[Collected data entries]
================

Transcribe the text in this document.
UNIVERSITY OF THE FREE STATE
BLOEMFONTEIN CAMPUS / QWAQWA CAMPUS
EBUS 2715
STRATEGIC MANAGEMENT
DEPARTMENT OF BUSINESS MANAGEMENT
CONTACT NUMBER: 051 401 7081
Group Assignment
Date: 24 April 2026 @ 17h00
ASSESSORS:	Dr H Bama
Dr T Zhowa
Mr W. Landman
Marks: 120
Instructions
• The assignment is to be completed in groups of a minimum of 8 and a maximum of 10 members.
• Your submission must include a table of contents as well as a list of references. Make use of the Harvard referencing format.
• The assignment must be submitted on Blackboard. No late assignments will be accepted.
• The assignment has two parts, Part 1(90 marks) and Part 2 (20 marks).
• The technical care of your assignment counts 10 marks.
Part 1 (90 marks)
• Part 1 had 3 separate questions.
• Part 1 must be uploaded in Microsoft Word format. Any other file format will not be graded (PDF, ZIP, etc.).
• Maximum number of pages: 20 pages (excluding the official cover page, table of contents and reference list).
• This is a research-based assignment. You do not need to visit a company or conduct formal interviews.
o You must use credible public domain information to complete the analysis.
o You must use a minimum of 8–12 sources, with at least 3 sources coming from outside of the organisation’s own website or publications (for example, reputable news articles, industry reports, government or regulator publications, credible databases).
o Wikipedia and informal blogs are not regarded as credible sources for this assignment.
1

================

Show every line in the entries where the string "credible" occurs.

The output:
o You must use credible public domain information to complete the analysis.
o You must use a minimum of 8–12 sources, with at least 3 sources coming from outside of the organisation’s own website or publications (for example, reputable news articles, industry reports, government or regulator publications, credible databases).
o Wikipedia and informal blogs are not regarded as credible sources for this assignment.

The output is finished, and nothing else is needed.